=== WORK TO DO ===
Return exactly the lines of the entries that start at the line containing "Output the text content of this document." and continue to the last line. Omit the pictures.
#### DATA FOR THE TASK ####
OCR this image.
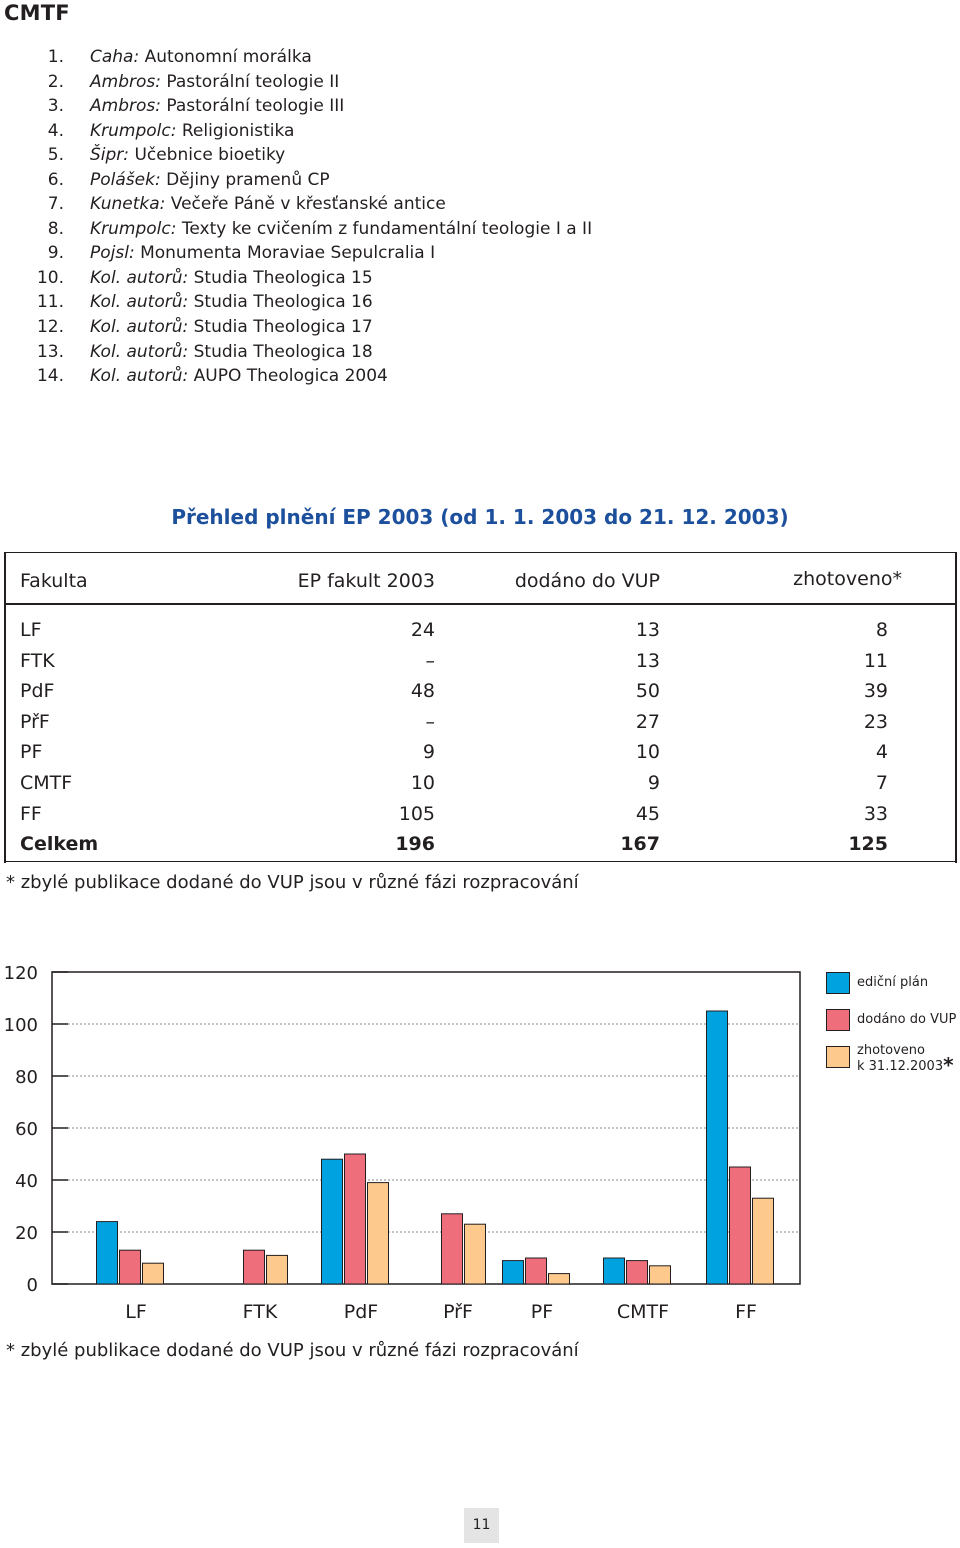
CMTF
1. Caha: Autonomní morálka
2. Ambros: Pastorální teologie II
3. Ambros: Pastorální teologie III
4. Krumpolc: Religionistika
5. Šipr: Učebnice bioetiky
6. Polášek: Dějiny pramenů CP
7. Kunetka: Večeře Páně v křesťanské antice
8. Krumpolc: Texty ke cvičením z fundamentální teologie I a II
9. Pojsl: Monumenta Moraviae Sepulcralia I
10. Kol. autorů: Studia Theologica 15
11. Kol. autorů: Studia Theologica 16
12. Kol. autorů: Studia Theologica 17
13. Kol. autorů: Studia Theologica 18
14. Kol. autorů: AUPO Theologica 2004
Přehled plnění EP 2003 (od 1. 1. 2003 do 21. 12. 2003)
Fakulta	EP fakult 2003	dodáno do VUP	zhotoveno*
LF	24	13	8
FTK	–	13	11
PdF	48	50	39
PřF	–	27	23
PF	9	10	4
CMTF	10	9	7
FF	105	45	33
Celkem	196	167	125
* zbylé publikace dodané do VUP jsou v různé fázi rozpracování
0
20
40
60
80
100
120
LF	FTK	PdF	PřF	PF	CMTF	FF
ediční plán
dodáno do VUP
zhotoveno
k 31.12.2003*
* zbylé publikace dodané do VUP jsou v různé fázi rozpracování
11
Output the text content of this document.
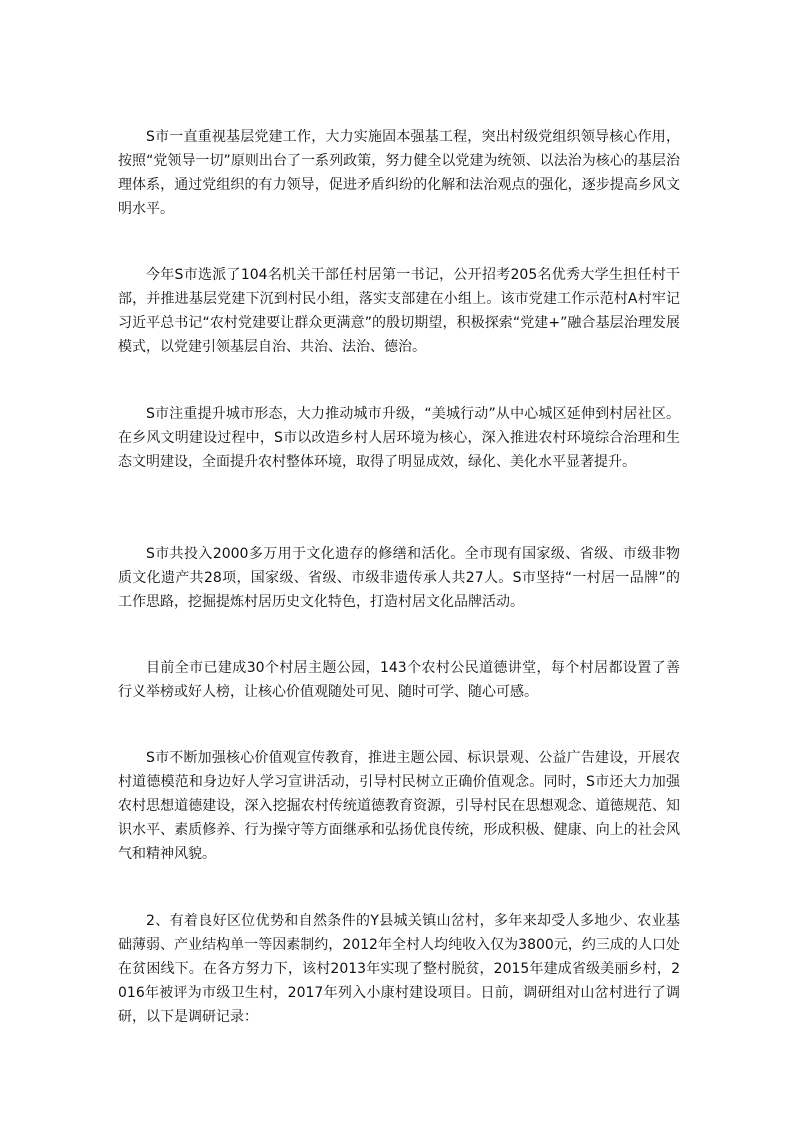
S市一直重视基层党建工作，大力实施固本强基工程，突出村级党组织领导核心作用，按照“党领导一切”原则出台了一系列政策，努力健全以党建为统领、以法治为核心的基层治理体系，通过党组织的有力领导，促进矛盾纠纷的化解和法治观点的强化，逐步提高乡风文明水平。

今年S市选派了104名机关干部任村居第一书记，公开招考205名优秀大学生担任村干部，并推进基层党建下沉到村民小组，落实支部建在小组上。该市党建工作示范村A村牢记习近平总书记“农村党建要让群众更满意”的殷切期望，积极探索“党建+”融合基层治理发展模式，以党建引领基层自治、共治、法治、德治。

S市注重提升城市形态，大力推动城市升级，“美城行动”从中心城区延伸到村居社区。在乡风文明建设过程中，S市以改造乡村人居环境为核心，深入推进农村环境综合治理和生态文明建设，全面提升农村整体环境，取得了明显成效，绿化、美化水平显著提升。

S市共投入2000多万用于文化遗存的修缮和活化。全市现有国家级、省级、市级非物质文化遗产共28项，国家级、省级、市级非遗传承人共27人。S市坚持“一村居一品牌”的工作思路，挖掘提炼村居历史文化特色，打造村居文化品牌活动。

目前全市已建成30个村居主题公园，143个农村公民道德讲堂，每个村居都设置了善行义举榜或好人榜，让核心价值观随处可见、随时可学、随心可感。

S市不断加强核心价值观宣传教育，推进主题公园、标识景观、公益广告建设，开展农村道德模范和身边好人学习宣讲活动，引导村民树立正确价值观念。同时，S市还大力加强农村思想道德建设，深入挖掘农村传统道德教育资源，引导村民在思想观念、道德规范、知识水平、素质修养、行为操守等方面继承和弘扬优良传统，形成积极、健康、向上的社会风气和精神风貌。

2、有着良好区位优势和自然条件的Y县城关镇山岔村，多年来却受人多地少、农业基础薄弱、产业结构单一等因素制约，2012年全村人均纯收入仅为3800元，约三成的人口处在贫困线下。在各方努力下，该村2013年实现了整村脱贫，2015年建成省级美丽乡村，2016年被评为市级卫生村，2017年列入小康村建设项目。日前，调研组对山岔村进行了调研，以下是调研记录：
####
=== COMPLETE ANSWER ===
Output the text content of this document.
S市一直重视基层党建工作，大力实施固本强基工程，突出村级党组织领导核心作用，按照“党领导一切”原则出台了一系列政策，努力健全以党建为统领、以法治为核心的基层治理体系，通过党组织的有力领导，促进矛盾纠纷的化解和法治观点的强化，逐步提高乡风文明水平。

今年S市选派了104名机关干部任村居第一书记，公开招考205名优秀大学生担任村干部，并推进基层党建下沉到村民小组，落实支部建在小组上。该市党建工作示范村A村牢记习近平总书记“农村党建要让群众更满意”的殷切期望，积极探索“党建+”融合基层治理发展模式，以党建引领基层自治、共治、法治、德治。

S市注重提升城市形态，大力推动城市升级，“美城行动”从中心城区延伸到村居社区。在乡风文明建设过程中，S市以改造乡村人居环境为核心，深入推进农村环境综合治理和生态文明建设，全面提升农村整体环境，取得了明显成效，绿化、美化水平显著提升。

S市共投入2000多万用于文化遗存的修缮和活化。全市现有国家级、省级、市级非物质文化遗产共28项，国家级、省级、市级非遗传承人共27人。S市坚持“一村居一品牌”的工作思路，挖掘提炼村居历史文化特色，打造村居文化品牌活动。

目前全市已建成30个村居主题公园，143个农村公民道德讲堂，每个村居都设置了善行义举榜或好人榜，让核心价值观随处可见、随时可学、随心可感。

S市不断加强核心价值观宣传教育，推进主题公园、标识景观、公益广告建设，开展农村道德模范和身边好人学习宣讲活动，引导村民树立正确价值观念。同时，S市还大力加强农村思想道德建设，深入挖掘农村传统道德教育资源，引导村民在思想观念、道德规范、知识水平、素质修养、行为操守等方面继承和弘扬优良传统，形成积极、健康、向上的社会风气和精神风貌。

2、有着良好区位优势和自然条件的Y县城关镇山岔村，多年来却受人多地少、农业基础薄弱、产业结构单一等因素制约，2012年全村人均纯收入仅为3800元，约三成的人口处在贫困线下。在各方努力下，该村2013年实现了整村脱贫，2015年建成省级美丽乡村，2016年被评为市级卫生村，2017年列入小康村建设项目。日前，调研组对山岔村进行了调研，以下是调研记录：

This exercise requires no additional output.